:: GIVEN EXERCISE ::
How many of the lines below contain "resistance"? Answer with that number alone.

------------------------------------------------------------

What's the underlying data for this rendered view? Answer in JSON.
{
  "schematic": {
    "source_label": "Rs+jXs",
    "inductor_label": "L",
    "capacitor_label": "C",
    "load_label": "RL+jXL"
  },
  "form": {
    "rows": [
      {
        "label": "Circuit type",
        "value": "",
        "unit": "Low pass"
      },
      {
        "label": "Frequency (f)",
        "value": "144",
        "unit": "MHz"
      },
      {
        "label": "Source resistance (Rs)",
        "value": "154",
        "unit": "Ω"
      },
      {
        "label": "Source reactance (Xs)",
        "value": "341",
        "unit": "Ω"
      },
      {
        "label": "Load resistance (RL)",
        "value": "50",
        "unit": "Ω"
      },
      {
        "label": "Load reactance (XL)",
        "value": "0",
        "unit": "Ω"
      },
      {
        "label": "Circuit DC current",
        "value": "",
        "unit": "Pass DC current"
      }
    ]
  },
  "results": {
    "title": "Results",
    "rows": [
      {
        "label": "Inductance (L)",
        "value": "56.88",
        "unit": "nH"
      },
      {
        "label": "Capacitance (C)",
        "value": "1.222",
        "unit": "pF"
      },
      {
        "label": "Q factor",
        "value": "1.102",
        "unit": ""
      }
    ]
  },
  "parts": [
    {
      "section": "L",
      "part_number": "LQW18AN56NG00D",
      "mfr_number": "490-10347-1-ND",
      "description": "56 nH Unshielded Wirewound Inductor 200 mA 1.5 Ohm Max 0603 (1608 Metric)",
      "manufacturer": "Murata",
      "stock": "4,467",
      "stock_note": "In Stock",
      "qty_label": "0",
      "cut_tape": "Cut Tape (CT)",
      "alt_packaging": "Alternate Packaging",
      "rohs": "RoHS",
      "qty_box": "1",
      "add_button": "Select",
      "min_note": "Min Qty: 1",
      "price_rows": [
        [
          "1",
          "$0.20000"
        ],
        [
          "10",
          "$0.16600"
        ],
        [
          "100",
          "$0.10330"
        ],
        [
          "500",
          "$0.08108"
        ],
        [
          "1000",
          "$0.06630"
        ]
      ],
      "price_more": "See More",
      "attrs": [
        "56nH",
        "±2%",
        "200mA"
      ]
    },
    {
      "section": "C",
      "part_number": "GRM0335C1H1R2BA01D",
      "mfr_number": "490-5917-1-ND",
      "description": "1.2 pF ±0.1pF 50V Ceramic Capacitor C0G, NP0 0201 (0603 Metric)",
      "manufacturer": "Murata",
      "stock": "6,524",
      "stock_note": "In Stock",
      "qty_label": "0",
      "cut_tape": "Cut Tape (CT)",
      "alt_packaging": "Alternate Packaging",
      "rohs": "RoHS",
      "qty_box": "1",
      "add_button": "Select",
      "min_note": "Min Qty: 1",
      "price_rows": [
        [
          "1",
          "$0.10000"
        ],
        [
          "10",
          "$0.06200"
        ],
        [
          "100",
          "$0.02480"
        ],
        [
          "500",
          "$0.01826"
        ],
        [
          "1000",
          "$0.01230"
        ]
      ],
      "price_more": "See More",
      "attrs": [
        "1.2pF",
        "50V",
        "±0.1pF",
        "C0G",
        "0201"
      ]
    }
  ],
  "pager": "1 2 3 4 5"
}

------------------------------------------------------------

:: TASK OUTPUT ::
2